====== Materials provided
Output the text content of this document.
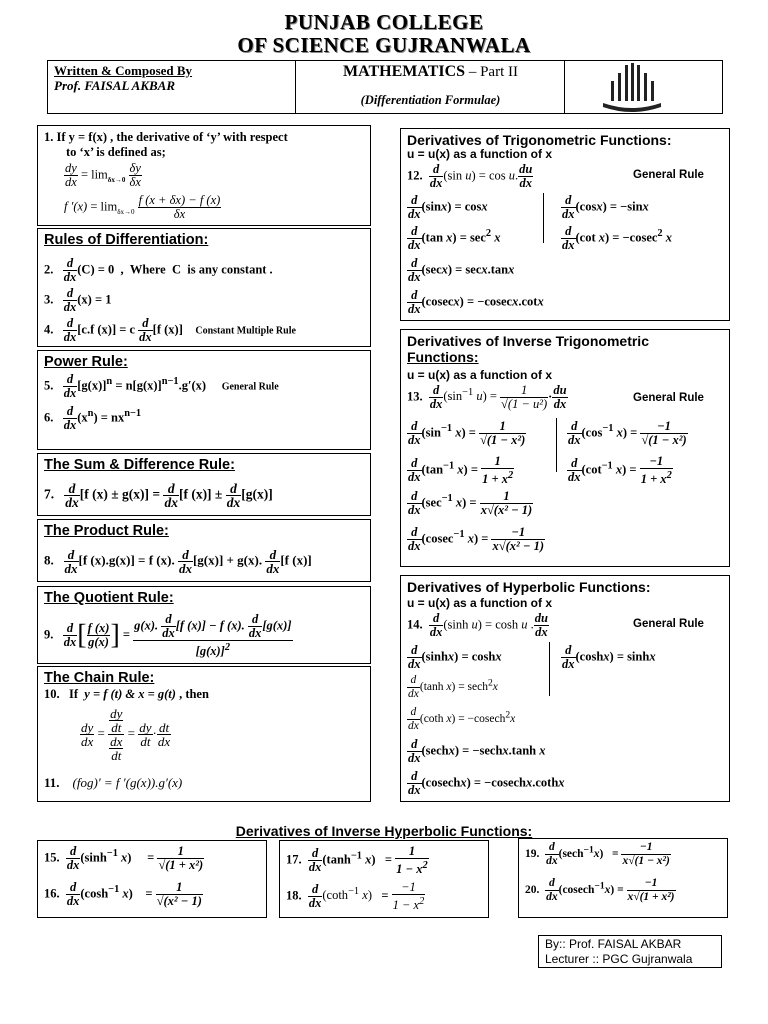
PUNJAB COLLEGE
OF SCIENCE GUJRANWALA
Written & Composed By
Prof. FAISAL AKBAR
MATHEMATICS – Part II
(Differentiation Formulae)
1. If y = f(x) , the derivative of ‘y’ with respect
to ‘x’ is defined as;
$\frac{dy}{dx} = \lim_{\delta x\to 0} \frac{\delta y}{\delta x}$
f $'(x) = \lim_{\delta x\to 0} \frac{f (x + \delta x) - f (x)}{\delta x}$
Rules of Differentiation:
2. $\frac{d}{dx} (C) = 0$  ,  Where  C  is any constant .
3. $\frac{d}{dx} (x) = 1$
4. $\frac{d}{dx} [c.f$ (x)] = c $\frac{d}{dx} [f$ (x)]    Constant Multiple Rule
Power Rule:
5. $\frac{d}{dx} [g(x)]^n = n[g(x)]^{n-1}.g'(x)$     General Rule
6. $\frac{d}{dx} (x^n) = nx^{n-1}$
The Sum & Difference Rule:
7. $\frac{d}{dx} [f$ $(x) \pm g(x)] = \frac{d}{dx} [f$ $(x)] \pm \frac{d}{dx} [g(x)]$
The Product Rule:
8. $\frac{d}{dx} [f$ (x).g(x)] = f (x). $\frac{d}{dx} [g(x)] + g(x)$. $\frac{d}{dx} [f$ (x)]
The Quotient Rule:
9. $\frac{d}{dx}$ [ $\frac{f (x)}{g(x)}$ ] = $\frac{g(x). \frac{d}{dx} [f (x)] - f (x). \frac{d}{dx} [g(x)]}{[g(x)]^2}$
The Chain Rule:
10.   If  y = f (t) & x = g(t) , then
$\frac{dy}{dx} = \frac{\frac{dy}{dt}}{\frac{dx}{dt}} = \frac{dy}{dt} \cdot \frac{dt}{dx}$
11.    (fog)′ = f ′(g(x)).g′(x)
Derivatives of Trigonometric Functions:
u = u(x) as a function of x
12. $\frac{d}{dx} (\sin$ u) = cos u. $\frac{du}{dx}$	General Rule
$\frac{d}{dx} (\sin x) = \cos x$	$\frac{d}{dx} (\cos x) = -\sin x$
$\frac{d}{dx} (\tan$ $x) = \sec^2 x$	$\frac{d}{dx} (\cot$ x) = −cosec$^2$ x
$\frac{d}{dx} (\sec x) = \sec x.\tan x$
$\frac{d}{dx} (cosecx) = -cosecx.\cot x$
Derivatives of Inverse Trigonometric
Functions:
u = u(x) as a function of x
13. $\frac{d}{dx} (\sin^{-1}$ $u) = \frac{1}{\text{√(1 − u²)}} \cdot \frac{du}{dx}$	General Rule
$\frac{d}{dx} (\sin^{-1}$ $x) = \frac{1}{\text{√(1 − x²)}}$	$\frac{d}{dx} (\cos^{-1}$ $x) = \frac{-1}{\text{√(1 − x²)}}$
$\frac{d}{dx} (\tan^{-1}$ $x) = \frac{1}{1 + x^2}$	$\frac{d}{dx} (\cot^{-1}$ $x) = \frac{-1}{1 + x^2}$
$\frac{d}{dx} (\sec^{-1}$ $x) = \frac{1}{\text{x√(x² − 1)}}$
$\frac{d}{dx} (cosec^{-1}$ $x) = \frac{-1}{\text{x√(x² − 1)}}$
Derivatives of Hyperbolic Functions:
u = u(x) as a function of x
14. $\frac{d}{dx} (\sinh$ u) = cosh u . $\frac{du}{dx}$	General Rule
$\frac{d}{dx} (\sinh x) = \cosh x$	$\frac{d}{dx} (\cosh x) = \sinh x$
$\frac{d}{dx} (\tanh$ x) = sech$^2$x
$\frac{d}{dx} (\cot h$ x) = −cosech$^2$x
$\frac{d}{dx}$ (sechx) = −sechx.tanh x
$\frac{d}{dx}$ (cosechx) = −cosechx.cothx
Derivatives of Inverse Hyperbolic Functions:
15. $\frac{d}{dx} (\sinh^{-1}$ x)     = $\frac{1}{\text{√(1 + x²)}}$
16. $\frac{d}{dx} (\cosh^{-1}$ x)    = $\frac{1}{\text{√(x² − 1)}}$
17. $\frac{d}{dx} (\tanh^{-1}$ $x) = \frac{1}{1 - x^2}$
18. $\frac{d}{dx} (\cot h^{-1}$ $x) = \frac{-1}{1 - x^2}$
19. $\frac{d}{dx} (\sec h^{-1}x) = \frac{-1}{\text{x√(1 − x²)}}$
20. $\frac{d}{dx} (cosech^{-1}x) = \frac{-1}{\text{x√(1 + x²)}}$
By:: Prof. FAISAL AKBAR
Lecturer :: PGC Gujranwala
============
→ Problem to solve
Reproduce the material in its entirety and word for word, without the pictures.

→ The response
Output the text content of this document.
PUNJAB COLLEGE
OF SCIENCE GUJRANWALA
Written & Composed By
Prof. FAISAL AKBAR
MATHEMATICS – Part II
(Differentiation Formulae)
1. If y = f(x) , the derivative of ‘y’ with respect
to ‘x’ is defined as;
$\frac{dy}{dx} = \lim_{\delta x\to 0} \frac{\delta y}{\delta x}$
f $'(x) = \lim_{\delta x\to 0} \frac{f (x + \delta x) - f (x)}{\delta x}$
Rules of Differentiation:
2. $\frac{d}{dx} (C) = 0$  ,  Where  C  is any constant .
3. $\frac{d}{dx} (x) = 1$
4. $\frac{d}{dx} [c.f$ (x)] = c $\frac{d}{dx} [f$ (x)]    Constant Multiple Rule
Power Rule:
5. $\frac{d}{dx} [g(x)]^n = n[g(x)]^{n-1}.g'(x)$     General Rule
6. $\frac{d}{dx} (x^n) = nx^{n-1}$
The Sum & Difference Rule:
7. $\frac{d}{dx} [f$ $(x) \pm g(x)] = \frac{d}{dx} [f$ $(x)] \pm \frac{d}{dx} [g(x)]$
The Product Rule:
8. $\frac{d}{dx} [f$ (x).g(x)] = f (x). $\frac{d}{dx} [g(x)] + g(x)$. $\frac{d}{dx} [f$ (x)]
The Quotient Rule:
9. $\frac{d}{dx}$ [ $\frac{f (x)}{g(x)}$ ] = $\frac{g(x). \frac{d}{dx} [f (x)] - f (x). \frac{d}{dx} [g(x)]}{[g(x)]^2}$
The Chain Rule:
10.   If  y = f (t) & x = g(t) , then
$\frac{dy}{dx} = \frac{\frac{dy}{dt}}{\frac{dx}{dt}} = \frac{dy}{dt} \cdot \frac{dt}{dx}$
11.    (fog)′ = f ′(g(x)).g′(x)
Derivatives of Trigonometric Functions:
u = u(x) as a function of x
12. $\frac{d}{dx} (\sin$ u) = cos u. $\frac{du}{dx}$	General Rule
$\frac{d}{dx} (\sin x) = \cos x$	$\frac{d}{dx} (\cos x) = -\sin x$
$\frac{d}{dx} (\tan$ $x) = \sec^2 x$	$\frac{d}{dx} (\cot$ x) = −cosec$^2$ x
$\frac{d}{dx} (\sec x) = \sec x.\tan x$
$\frac{d}{dx} (cosecx) = -cosecx.\cot x$
Derivatives of Inverse Trigonometric
Functions:
u = u(x) as a function of x
13. $\frac{d}{dx} (\sin^{-1}$ $u) = \frac{1}{\text{√(1 − u²)}} \cdot \frac{du}{dx}$	General Rule
$\frac{d}{dx} (\sin^{-1}$ $x) = \frac{1}{\text{√(1 − x²)}}$	$\frac{d}{dx} (\cos^{-1}$ $x) = \frac{-1}{\text{√(1 − x²)}}$
$\frac{d}{dx} (\tan^{-1}$ $x) = \frac{1}{1 + x^2}$	$\frac{d}{dx} (\cot^{-1}$ $x) = \frac{-1}{1 + x^2}$
$\frac{d}{dx} (\sec^{-1}$ $x) = \frac{1}{\text{x√(x² − 1)}}$
$\frac{d}{dx} (cosec^{-1}$ $x) = \frac{-1}{\text{x√(x² − 1)}}$
Derivatives of Hyperbolic Functions:
u = u(x) as a function of x
14. $\frac{d}{dx} (\sinh$ u) = cosh u . $\frac{du}{dx}$	General Rule
$\frac{d}{dx} (\sinh x) = \cosh x$	$\frac{d}{dx} (\cosh x) = \sinh x$
$\frac{d}{dx} (\tanh$ x) = sech$^2$x
$\frac{d}{dx} (\cot h$ x) = −cosech$^2$x
$\frac{d}{dx}$ (sechx) = −sechx.tanh x
$\frac{d}{dx}$ (cosechx) = −cosechx.cothx
Derivatives of Inverse Hyperbolic Functions:
15. $\frac{d}{dx} (\sinh^{-1}$ x)     = $\frac{1}{\text{√(1 + x²)}}$
16. $\frac{d}{dx} (\cosh^{-1}$ x)    = $\frac{1}{\text{√(x² − 1)}}$
17. $\frac{d}{dx} (\tanh^{-1}$ $x) = \frac{1}{1 - x^2}$
18. $\frac{d}{dx} (\cot h^{-1}$ $x) = \frac{-1}{1 - x^2}$
19. $\frac{d}{dx} (\sec h^{-1}x) = \frac{-1}{\text{x√(1 − x²)}}$
20. $\frac{d}{dx} (cosech^{-1}x) = \frac{-1}{\text{x√(1 + x²)}}$
By:: Prof. FAISAL AKBAR
Lecturer :: PGC Gujranwala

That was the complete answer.